> [Task prompt]: Scan the lines and state how many carry "Taught". Leave out everything but the number.

> [Records]:
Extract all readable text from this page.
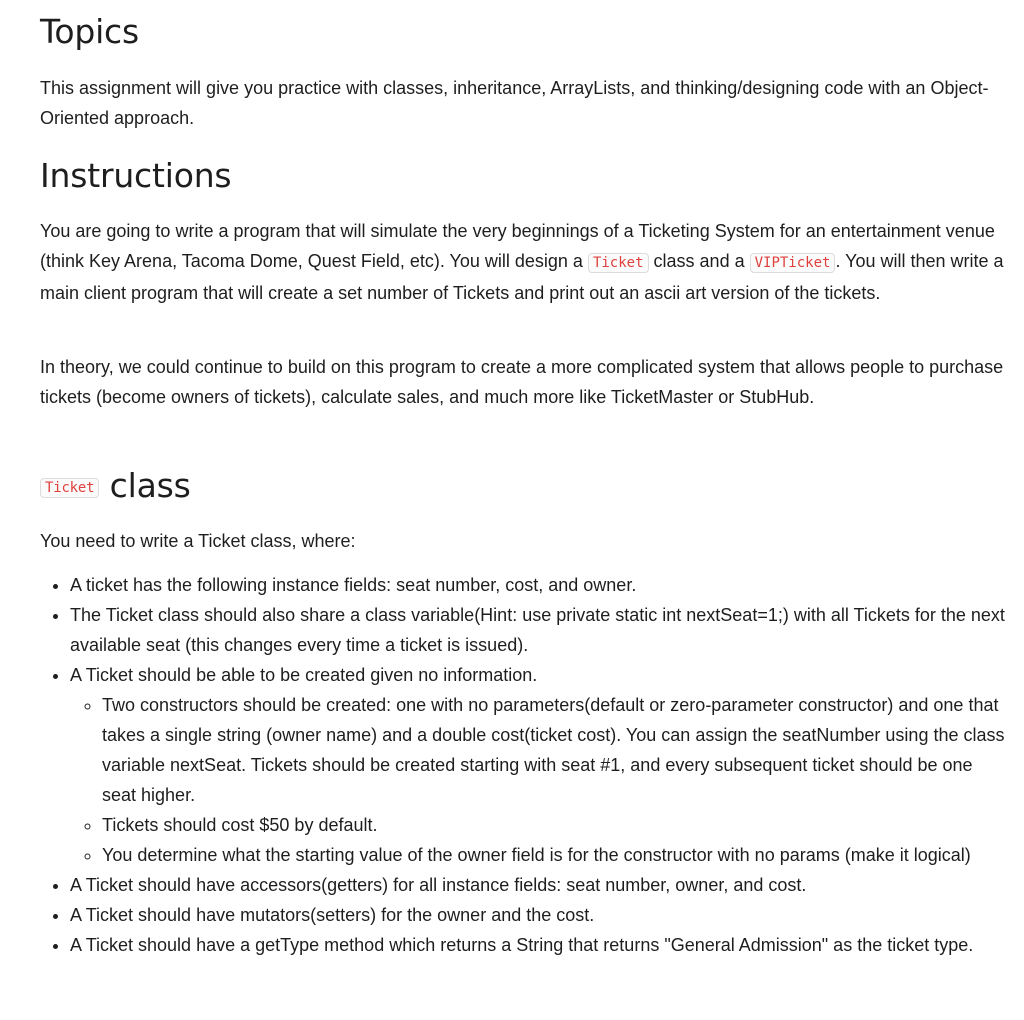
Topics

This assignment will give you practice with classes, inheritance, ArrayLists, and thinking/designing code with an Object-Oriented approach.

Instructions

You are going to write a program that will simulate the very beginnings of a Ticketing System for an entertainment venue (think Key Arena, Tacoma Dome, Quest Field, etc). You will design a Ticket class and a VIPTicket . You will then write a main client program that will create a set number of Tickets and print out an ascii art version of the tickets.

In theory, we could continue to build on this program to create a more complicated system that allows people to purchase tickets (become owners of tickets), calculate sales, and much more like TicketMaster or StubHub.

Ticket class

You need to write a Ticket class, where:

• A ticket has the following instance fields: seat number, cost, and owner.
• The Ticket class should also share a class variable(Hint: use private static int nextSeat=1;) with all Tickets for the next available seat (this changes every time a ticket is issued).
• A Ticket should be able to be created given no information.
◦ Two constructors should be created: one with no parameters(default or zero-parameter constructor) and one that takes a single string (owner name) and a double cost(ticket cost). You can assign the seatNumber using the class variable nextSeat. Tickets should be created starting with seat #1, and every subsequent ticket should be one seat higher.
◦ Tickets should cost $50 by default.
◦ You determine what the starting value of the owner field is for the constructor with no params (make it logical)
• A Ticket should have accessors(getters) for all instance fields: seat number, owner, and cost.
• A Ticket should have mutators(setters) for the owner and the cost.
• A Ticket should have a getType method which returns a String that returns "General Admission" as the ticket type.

--

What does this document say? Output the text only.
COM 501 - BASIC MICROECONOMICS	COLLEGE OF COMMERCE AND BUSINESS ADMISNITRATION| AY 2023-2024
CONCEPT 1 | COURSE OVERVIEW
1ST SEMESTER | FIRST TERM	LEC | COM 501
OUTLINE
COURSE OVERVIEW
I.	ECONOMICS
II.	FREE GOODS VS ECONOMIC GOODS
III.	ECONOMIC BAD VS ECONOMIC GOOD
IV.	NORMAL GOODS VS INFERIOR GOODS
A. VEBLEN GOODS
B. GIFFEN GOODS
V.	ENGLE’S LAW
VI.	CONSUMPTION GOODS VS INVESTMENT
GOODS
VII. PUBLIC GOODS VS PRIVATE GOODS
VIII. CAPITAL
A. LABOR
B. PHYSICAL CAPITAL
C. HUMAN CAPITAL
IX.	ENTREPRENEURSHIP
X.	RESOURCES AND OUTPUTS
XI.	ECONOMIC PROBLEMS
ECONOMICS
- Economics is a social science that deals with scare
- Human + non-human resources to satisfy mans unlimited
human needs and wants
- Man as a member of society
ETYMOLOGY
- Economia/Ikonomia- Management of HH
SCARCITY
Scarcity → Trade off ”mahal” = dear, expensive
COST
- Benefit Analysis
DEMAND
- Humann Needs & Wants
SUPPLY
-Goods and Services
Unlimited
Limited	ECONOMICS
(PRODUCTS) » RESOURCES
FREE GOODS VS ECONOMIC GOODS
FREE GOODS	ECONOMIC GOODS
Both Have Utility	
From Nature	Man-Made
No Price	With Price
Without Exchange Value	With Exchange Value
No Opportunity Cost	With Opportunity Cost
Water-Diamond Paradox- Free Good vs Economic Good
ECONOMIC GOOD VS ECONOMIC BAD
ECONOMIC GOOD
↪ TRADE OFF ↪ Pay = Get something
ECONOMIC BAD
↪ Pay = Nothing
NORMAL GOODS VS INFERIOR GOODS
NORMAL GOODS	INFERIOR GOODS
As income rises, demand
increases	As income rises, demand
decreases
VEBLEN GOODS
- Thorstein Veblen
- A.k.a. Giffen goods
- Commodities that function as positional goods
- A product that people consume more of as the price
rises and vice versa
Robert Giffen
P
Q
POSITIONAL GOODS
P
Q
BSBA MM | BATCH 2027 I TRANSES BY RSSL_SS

* * *

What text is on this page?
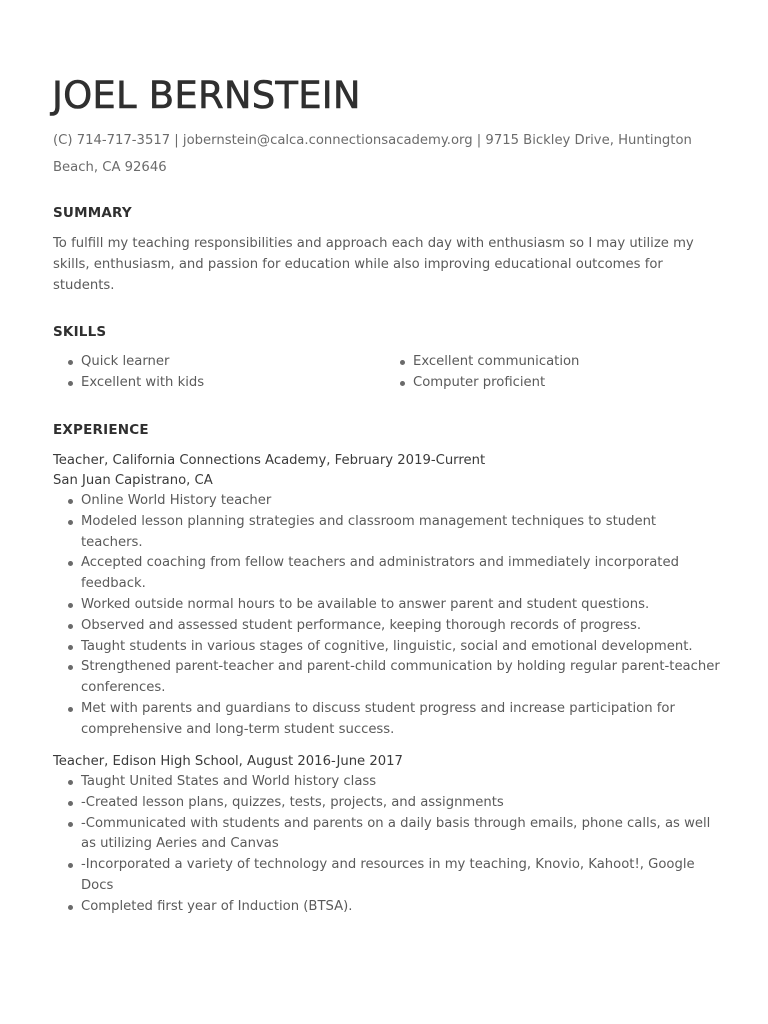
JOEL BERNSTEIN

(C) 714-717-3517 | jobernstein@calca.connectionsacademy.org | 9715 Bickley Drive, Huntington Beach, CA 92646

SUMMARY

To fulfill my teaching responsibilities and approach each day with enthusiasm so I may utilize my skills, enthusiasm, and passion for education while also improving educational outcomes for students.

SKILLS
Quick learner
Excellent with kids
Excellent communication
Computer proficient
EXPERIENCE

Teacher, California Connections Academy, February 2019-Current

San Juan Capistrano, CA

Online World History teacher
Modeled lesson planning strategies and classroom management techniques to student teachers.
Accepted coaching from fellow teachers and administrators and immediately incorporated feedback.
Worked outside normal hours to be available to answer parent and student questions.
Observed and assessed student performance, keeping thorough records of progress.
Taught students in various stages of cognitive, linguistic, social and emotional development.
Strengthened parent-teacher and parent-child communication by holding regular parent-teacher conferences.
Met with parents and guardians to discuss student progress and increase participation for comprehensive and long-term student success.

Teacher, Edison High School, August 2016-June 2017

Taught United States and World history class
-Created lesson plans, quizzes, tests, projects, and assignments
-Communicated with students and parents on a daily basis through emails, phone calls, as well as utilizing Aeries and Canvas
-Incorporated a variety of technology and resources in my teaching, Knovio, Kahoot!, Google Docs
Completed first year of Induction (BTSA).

> [Result of this task]: 2